___ Dataset records
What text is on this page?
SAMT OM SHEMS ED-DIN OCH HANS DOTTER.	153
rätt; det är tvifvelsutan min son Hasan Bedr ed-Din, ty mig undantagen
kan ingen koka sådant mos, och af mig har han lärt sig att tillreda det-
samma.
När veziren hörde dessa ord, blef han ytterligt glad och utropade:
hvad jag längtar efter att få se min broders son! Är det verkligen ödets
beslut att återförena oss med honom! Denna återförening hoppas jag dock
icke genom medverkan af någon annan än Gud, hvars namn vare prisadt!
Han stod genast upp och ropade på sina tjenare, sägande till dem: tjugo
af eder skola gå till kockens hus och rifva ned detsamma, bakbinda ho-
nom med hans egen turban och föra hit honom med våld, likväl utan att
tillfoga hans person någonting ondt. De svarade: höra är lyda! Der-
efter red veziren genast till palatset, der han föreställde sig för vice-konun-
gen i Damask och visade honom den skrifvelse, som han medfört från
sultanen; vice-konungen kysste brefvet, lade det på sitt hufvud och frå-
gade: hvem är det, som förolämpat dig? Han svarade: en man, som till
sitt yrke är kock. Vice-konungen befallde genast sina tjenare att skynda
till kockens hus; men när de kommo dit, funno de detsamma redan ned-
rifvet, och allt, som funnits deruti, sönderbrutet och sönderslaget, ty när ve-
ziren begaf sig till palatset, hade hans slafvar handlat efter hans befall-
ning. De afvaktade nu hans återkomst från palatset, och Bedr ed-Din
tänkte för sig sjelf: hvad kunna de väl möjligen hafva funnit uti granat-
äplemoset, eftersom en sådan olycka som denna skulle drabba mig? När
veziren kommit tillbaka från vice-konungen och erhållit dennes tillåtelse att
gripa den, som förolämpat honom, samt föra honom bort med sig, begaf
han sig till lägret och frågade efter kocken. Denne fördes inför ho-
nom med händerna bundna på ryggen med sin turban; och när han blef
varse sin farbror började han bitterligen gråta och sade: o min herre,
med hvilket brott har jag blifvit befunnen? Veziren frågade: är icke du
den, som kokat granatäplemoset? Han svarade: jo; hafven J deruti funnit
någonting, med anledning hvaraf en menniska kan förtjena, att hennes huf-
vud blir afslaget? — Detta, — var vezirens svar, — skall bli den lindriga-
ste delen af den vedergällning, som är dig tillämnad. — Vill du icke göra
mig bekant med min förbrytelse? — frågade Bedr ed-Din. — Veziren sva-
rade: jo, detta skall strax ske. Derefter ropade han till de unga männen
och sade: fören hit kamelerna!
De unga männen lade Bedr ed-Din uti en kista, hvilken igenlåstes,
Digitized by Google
______
___ Dataset records
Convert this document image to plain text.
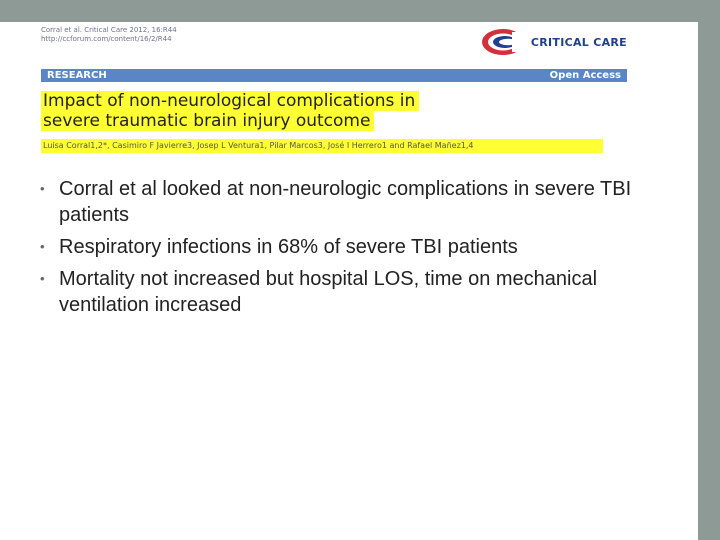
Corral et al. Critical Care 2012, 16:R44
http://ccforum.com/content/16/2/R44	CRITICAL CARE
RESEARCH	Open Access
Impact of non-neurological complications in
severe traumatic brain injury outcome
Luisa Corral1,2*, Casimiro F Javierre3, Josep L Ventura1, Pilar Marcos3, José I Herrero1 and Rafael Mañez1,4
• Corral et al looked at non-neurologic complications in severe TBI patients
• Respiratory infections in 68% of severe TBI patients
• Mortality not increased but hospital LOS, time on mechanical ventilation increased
______
What the task asks
Search the listing above for "icke" and copy every line that holds it.

Worked solution
icke genom medverkan af någon annan än Gud, hvars namn vare prisadt!
med hvilket brott har jag blifvit befunnen? Veziren frågade: är icke du
ste delen af den vedergällning, som är dig tillämnad. — Vill du icke göra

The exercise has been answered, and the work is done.